Return every line of the material below word for word, but leave out the pictures.

▸ **Raw records**:
☆ ☆ ☆ ☆ ☆

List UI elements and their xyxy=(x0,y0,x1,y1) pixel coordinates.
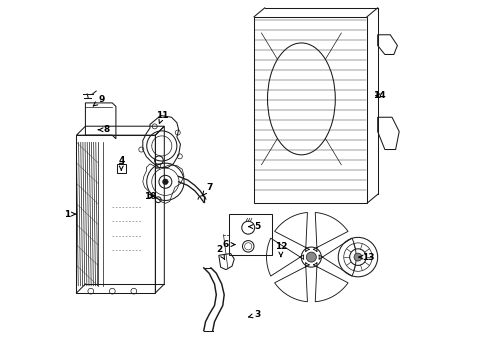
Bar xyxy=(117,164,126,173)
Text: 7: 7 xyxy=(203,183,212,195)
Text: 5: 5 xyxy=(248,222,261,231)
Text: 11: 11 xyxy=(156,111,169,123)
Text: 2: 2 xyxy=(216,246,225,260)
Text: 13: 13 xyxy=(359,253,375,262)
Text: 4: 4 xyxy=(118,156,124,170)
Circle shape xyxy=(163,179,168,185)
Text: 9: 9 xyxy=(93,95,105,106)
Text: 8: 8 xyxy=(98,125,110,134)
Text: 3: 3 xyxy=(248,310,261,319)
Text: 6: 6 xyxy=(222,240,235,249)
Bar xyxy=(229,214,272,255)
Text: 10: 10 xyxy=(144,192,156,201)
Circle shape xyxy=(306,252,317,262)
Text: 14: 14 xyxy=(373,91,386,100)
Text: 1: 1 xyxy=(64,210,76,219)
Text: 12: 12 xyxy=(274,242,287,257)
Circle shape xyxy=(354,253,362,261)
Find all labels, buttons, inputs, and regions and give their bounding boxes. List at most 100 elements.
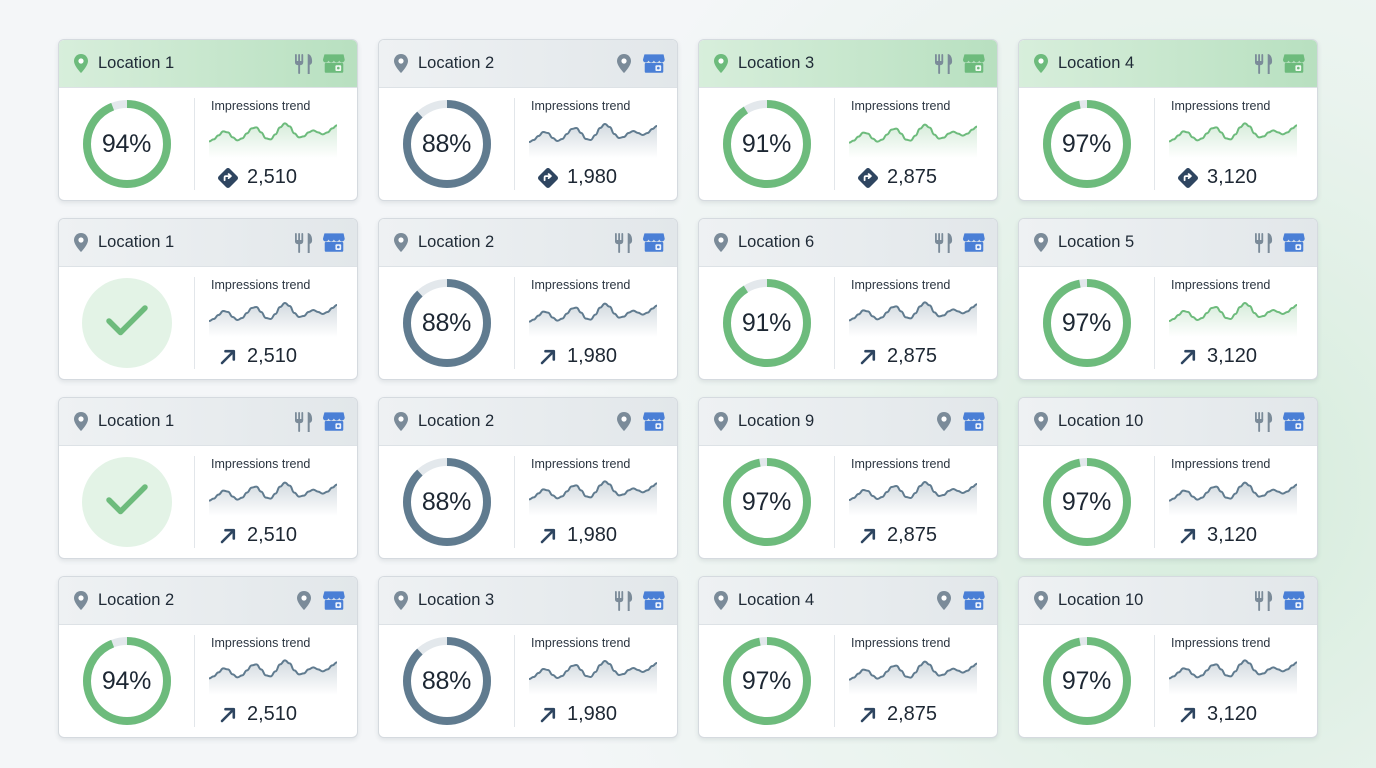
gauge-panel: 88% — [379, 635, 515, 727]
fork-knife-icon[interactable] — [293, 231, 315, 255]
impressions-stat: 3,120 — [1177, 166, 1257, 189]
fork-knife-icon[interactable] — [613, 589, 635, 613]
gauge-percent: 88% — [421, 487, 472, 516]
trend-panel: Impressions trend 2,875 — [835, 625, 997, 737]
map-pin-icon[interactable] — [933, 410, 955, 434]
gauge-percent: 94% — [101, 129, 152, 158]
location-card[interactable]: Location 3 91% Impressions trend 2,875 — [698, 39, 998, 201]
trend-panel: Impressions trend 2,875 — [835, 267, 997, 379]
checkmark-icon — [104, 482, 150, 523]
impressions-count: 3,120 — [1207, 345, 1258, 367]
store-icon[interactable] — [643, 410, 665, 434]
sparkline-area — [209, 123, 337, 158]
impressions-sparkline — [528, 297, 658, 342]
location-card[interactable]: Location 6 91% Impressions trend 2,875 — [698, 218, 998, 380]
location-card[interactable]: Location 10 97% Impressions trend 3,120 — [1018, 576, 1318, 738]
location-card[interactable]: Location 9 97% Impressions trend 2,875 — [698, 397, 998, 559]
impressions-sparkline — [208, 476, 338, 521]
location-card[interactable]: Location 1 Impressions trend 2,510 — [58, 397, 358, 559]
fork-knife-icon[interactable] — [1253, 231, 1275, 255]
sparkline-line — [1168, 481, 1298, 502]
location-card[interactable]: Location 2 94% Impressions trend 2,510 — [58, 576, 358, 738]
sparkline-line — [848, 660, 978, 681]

☆ ☆ ☆ ☆ ☆

▸ **Response below**:
List UI elements and their xyxy=(x0,y0,x1,y1) pixel coordinates.
Bar xyxy=(117,164,126,173)
Text: 7: 7 xyxy=(203,183,212,195)
Text: 5: 5 xyxy=(248,222,261,231)
Text: 11: 11 xyxy=(156,111,169,123)
Text: 2: 2 xyxy=(216,246,225,260)
Text: 13: 13 xyxy=(359,253,375,262)
Text: 4: 4 xyxy=(118,156,124,170)
Circle shape xyxy=(163,179,168,185)
Text: 9: 9 xyxy=(93,95,105,106)
Text: 8: 8 xyxy=(98,125,110,134)
Text: 3: 3 xyxy=(248,310,261,319)
Text: 6: 6 xyxy=(222,240,235,249)
Bar xyxy=(229,214,272,255)
Text: 10: 10 xyxy=(144,192,156,201)
Circle shape xyxy=(306,252,317,262)
Text: 14: 14 xyxy=(373,91,386,100)
Text: 1: 1 xyxy=(64,210,76,219)
Text: 12: 12 xyxy=(274,242,287,257)
Circle shape xyxy=(354,253,362,261)
Find all labels, buttons, inputs, and regions and give their bounding boxes. List at most 100 elements.
gauge-panel: 88% — [379, 635, 515, 727]
fork-knife-icon[interactable] — [293, 231, 315, 255]
impressions-stat: 3,120 — [1177, 166, 1257, 189]
fork-knife-icon[interactable] — [613, 589, 635, 613]
gauge-percent: 88% — [421, 487, 472, 516]
trend-panel: Impressions trend 2,875 — [835, 625, 997, 737]
map-pin-icon[interactable] — [933, 410, 955, 434]
gauge-percent: 94% — [101, 129, 152, 158]
location-card[interactable]: Location 3 91% Impressions trend 2,875 — [698, 39, 998, 201]
trend-panel: Impressions trend 2,875 — [835, 267, 997, 379]
checkmark-icon — [104, 482, 150, 523]
impressions-count: 3,120 — [1207, 345, 1258, 367]
store-icon[interactable] — [643, 410, 665, 434]
sparkline-area — [209, 123, 337, 158]
impressions-sparkline — [528, 297, 658, 342]
location-card[interactable]: Location 6 91% Impressions trend 2,875 — [698, 218, 998, 380]
location-card[interactable]: Location 10 97% Impressions trend 3,120 — [1018, 576, 1318, 738]
location-card[interactable]: Location 9 97% Impressions trend 2,875 — [698, 397, 998, 559]
impressions-sparkline — [208, 476, 338, 521]
location-card[interactable]: Location 1 Impressions trend 2,510 — [58, 397, 358, 559]
fork-knife-icon[interactable] — [1253, 231, 1275, 255]
sparkline-line — [1168, 481, 1298, 502]
location-card[interactable]: Location 2 94% Impressions trend 2,510 — [58, 576, 358, 738]
sparkline-line — [848, 660, 978, 681]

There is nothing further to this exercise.